**Task to carry out:** Every entry that follows should be reproduced exactly.

**Given information:**

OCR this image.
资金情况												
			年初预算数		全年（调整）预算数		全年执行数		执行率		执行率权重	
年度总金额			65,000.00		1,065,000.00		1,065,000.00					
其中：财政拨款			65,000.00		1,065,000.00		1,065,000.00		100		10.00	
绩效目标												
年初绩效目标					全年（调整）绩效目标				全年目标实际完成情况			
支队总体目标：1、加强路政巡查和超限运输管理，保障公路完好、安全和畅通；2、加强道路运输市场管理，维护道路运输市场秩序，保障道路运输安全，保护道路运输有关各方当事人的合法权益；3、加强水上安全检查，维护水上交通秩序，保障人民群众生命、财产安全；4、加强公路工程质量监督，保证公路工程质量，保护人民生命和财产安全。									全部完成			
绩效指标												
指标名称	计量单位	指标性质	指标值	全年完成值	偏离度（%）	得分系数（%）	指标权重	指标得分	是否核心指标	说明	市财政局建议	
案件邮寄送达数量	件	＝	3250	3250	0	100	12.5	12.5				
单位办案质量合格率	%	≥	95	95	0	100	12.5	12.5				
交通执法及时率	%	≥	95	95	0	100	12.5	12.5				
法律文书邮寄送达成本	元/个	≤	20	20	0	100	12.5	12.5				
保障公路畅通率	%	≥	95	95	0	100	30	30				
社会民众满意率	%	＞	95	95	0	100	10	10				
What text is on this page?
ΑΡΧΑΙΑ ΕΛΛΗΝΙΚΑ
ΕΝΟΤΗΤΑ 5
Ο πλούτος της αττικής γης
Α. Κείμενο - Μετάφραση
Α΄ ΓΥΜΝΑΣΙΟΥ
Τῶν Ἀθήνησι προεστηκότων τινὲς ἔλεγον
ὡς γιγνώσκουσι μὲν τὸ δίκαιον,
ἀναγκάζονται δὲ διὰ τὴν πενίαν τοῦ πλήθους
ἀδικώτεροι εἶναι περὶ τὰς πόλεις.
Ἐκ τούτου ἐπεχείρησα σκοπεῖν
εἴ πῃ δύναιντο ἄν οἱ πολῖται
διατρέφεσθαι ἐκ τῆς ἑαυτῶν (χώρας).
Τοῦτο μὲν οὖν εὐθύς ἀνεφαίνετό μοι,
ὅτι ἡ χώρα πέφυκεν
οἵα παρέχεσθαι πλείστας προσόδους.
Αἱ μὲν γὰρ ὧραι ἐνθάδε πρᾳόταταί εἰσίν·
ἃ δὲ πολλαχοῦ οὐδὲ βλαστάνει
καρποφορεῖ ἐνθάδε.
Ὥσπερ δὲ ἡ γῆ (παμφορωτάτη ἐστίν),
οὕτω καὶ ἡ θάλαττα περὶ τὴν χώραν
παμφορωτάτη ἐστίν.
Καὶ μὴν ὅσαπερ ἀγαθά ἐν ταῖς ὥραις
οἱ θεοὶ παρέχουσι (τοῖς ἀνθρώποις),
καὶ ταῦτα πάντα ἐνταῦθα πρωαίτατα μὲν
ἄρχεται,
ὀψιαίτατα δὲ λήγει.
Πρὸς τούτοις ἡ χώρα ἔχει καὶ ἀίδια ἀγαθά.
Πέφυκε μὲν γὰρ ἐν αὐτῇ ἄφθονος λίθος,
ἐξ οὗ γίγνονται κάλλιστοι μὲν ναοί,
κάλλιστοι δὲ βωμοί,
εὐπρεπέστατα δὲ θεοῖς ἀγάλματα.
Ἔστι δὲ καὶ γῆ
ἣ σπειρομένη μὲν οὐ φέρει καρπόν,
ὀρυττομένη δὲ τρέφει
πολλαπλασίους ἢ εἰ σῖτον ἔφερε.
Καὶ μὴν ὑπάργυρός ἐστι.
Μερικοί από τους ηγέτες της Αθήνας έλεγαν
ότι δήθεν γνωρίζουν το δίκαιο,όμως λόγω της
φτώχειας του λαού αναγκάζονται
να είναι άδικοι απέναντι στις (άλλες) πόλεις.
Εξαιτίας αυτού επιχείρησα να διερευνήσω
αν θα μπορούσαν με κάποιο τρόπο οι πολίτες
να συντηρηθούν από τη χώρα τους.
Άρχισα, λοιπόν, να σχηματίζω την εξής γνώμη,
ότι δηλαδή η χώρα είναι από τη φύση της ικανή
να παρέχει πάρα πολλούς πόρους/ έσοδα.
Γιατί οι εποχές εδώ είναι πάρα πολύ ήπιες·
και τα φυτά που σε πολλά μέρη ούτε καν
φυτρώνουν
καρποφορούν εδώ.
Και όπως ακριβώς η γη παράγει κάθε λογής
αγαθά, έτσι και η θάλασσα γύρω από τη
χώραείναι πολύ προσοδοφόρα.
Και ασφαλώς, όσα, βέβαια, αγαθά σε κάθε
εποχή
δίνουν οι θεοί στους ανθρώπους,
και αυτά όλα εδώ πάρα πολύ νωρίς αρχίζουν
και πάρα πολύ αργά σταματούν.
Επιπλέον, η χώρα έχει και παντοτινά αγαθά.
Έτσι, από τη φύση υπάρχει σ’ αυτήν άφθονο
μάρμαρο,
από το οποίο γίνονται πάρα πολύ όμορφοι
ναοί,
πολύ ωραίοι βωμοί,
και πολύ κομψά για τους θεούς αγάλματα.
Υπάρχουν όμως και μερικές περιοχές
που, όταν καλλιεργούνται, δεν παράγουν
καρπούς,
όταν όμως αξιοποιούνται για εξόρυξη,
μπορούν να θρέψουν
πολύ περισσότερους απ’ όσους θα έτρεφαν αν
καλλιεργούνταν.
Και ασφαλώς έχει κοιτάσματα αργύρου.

**Solution to the exercise:**
OCR this image.
资金情况												
			年初预算数		全年（调整）预算数		全年执行数		执行率		执行率权重	
年度总金额			65,000.00		1,065,000.00		1,065,000.00					
其中：财政拨款			65,000.00		1,065,000.00		1,065,000.00		100		10.00	
绩效目标												
年初绩效目标					全年（调整）绩效目标				全年目标实际完成情况			
支队总体目标：1、加强路政巡查和超限运输管理，保障公路完好、安全和畅通；2、加强道路运输市场管理，维护道路运输市场秩序，保障道路运输安全，保护道路运输有关各方当事人的合法权益；3、加强水上安全检查，维护水上交通秩序，保障人民群众生命、财产安全；4、加强公路工程质量监督，保证公路工程质量，保护人民生命和财产安全。									全部完成			
绩效指标												
指标名称	计量单位	指标性质	指标值	全年完成值	偏离度（%）	得分系数（%）	指标权重	指标得分	是否核心指标	说明	市财政局建议	
案件邮寄送达数量	件	＝	3250	3250	0	100	12.5	12.5				
单位办案质量合格率	%	≥	95	95	0	100	12.5	12.5				
交通执法及时率	%	≥	95	95	0	100	12.5	12.5				
法律文书邮寄送达成本	元/个	≤	20	20	0	100	12.5	12.5				
保障公路畅通率	%	≥	95	95	0	100	30	30				
社会民众满意率	%	＞	95	95	0	100	10	10				
What text is on this page?
ΑΡΧΑΙΑ ΕΛΛΗΝΙΚΑ
ΕΝΟΤΗΤΑ 5
Ο πλούτος της αττικής γης
Α. Κείμενο - Μετάφραση
Α΄ ΓΥΜΝΑΣΙΟΥ
Τῶν Ἀθήνησι προεστηκότων τινὲς ἔλεγον
ὡς γιγνώσκουσι μὲν τὸ δίκαιον,
ἀναγκάζονται δὲ διὰ τὴν πενίαν τοῦ πλήθους
ἀδικώτεροι εἶναι περὶ τὰς πόλεις.
Ἐκ τούτου ἐπεχείρησα σκοπεῖν
εἴ πῃ δύναιντο ἄν οἱ πολῖται
διατρέφεσθαι ἐκ τῆς ἑαυτῶν (χώρας).
Τοῦτο μὲν οὖν εὐθύς ἀνεφαίνετό μοι,
ὅτι ἡ χώρα πέφυκεν
οἵα παρέχεσθαι πλείστας προσόδους.
Αἱ μὲν γὰρ ὧραι ἐνθάδε πρᾳόταταί εἰσίν·
ἃ δὲ πολλαχοῦ οὐδὲ βλαστάνει
καρποφορεῖ ἐνθάδε.
Ὥσπερ δὲ ἡ γῆ (παμφορωτάτη ἐστίν),
οὕτω καὶ ἡ θάλαττα περὶ τὴν χώραν
παμφορωτάτη ἐστίν.
Καὶ μὴν ὅσαπερ ἀγαθά ἐν ταῖς ὥραις
οἱ θεοὶ παρέχουσι (τοῖς ἀνθρώποις),
καὶ ταῦτα πάντα ἐνταῦθα πρωαίτατα μὲν
ἄρχεται,
ὀψιαίτατα δὲ λήγει.
Πρὸς τούτοις ἡ χώρα ἔχει καὶ ἀίδια ἀγαθά.
Πέφυκε μὲν γὰρ ἐν αὐτῇ ἄφθονος λίθος,
ἐξ οὗ γίγνονται κάλλιστοι μὲν ναοί,
κάλλιστοι δὲ βωμοί,
εὐπρεπέστατα δὲ θεοῖς ἀγάλματα.
Ἔστι δὲ καὶ γῆ
ἣ σπειρομένη μὲν οὐ φέρει καρπόν,
ὀρυττομένη δὲ τρέφει
πολλαπλασίους ἢ εἰ σῖτον ἔφερε.
Καὶ μὴν ὑπάργυρός ἐστι.
Μερικοί από τους ηγέτες της Αθήνας έλεγαν
ότι δήθεν γνωρίζουν το δίκαιο,όμως λόγω της
φτώχειας του λαού αναγκάζονται
να είναι άδικοι απέναντι στις (άλλες) πόλεις.
Εξαιτίας αυτού επιχείρησα να διερευνήσω
αν θα μπορούσαν με κάποιο τρόπο οι πολίτες
να συντηρηθούν από τη χώρα τους.
Άρχισα, λοιπόν, να σχηματίζω την εξής γνώμη,
ότι δηλαδή η χώρα είναι από τη φύση της ικανή
να παρέχει πάρα πολλούς πόρους/ έσοδα.
Γιατί οι εποχές εδώ είναι πάρα πολύ ήπιες·
και τα φυτά που σε πολλά μέρη ούτε καν
φυτρώνουν
καρποφορούν εδώ.
Και όπως ακριβώς η γη παράγει κάθε λογής
αγαθά, έτσι και η θάλασσα γύρω από τη
χώραείναι πολύ προσοδοφόρα.
Και ασφαλώς, όσα, βέβαια, αγαθά σε κάθε
εποχή
δίνουν οι θεοί στους ανθρώπους,
και αυτά όλα εδώ πάρα πολύ νωρίς αρχίζουν
και πάρα πολύ αργά σταματούν.
Επιπλέον, η χώρα έχει και παντοτινά αγαθά.
Έτσι, από τη φύση υπάρχει σ’ αυτήν άφθονο
μάρμαρο,
από το οποίο γίνονται πάρα πολύ όμορφοι
ναοί,
πολύ ωραίοι βωμοί,
και πολύ κομψά για τους θεούς αγάλματα.
Υπάρχουν όμως και μερικές περιοχές
που, όταν καλλιεργούνται, δεν παράγουν
καρπούς,
όταν όμως αξιοποιούνται για εξόρυξη,
μπορούν να θρέψουν
πολύ περισσότερους απ’ όσους θα έτρεφαν αν
καλλιεργούνταν.
Και ασφαλώς έχει κοιτάσματα αργύρου.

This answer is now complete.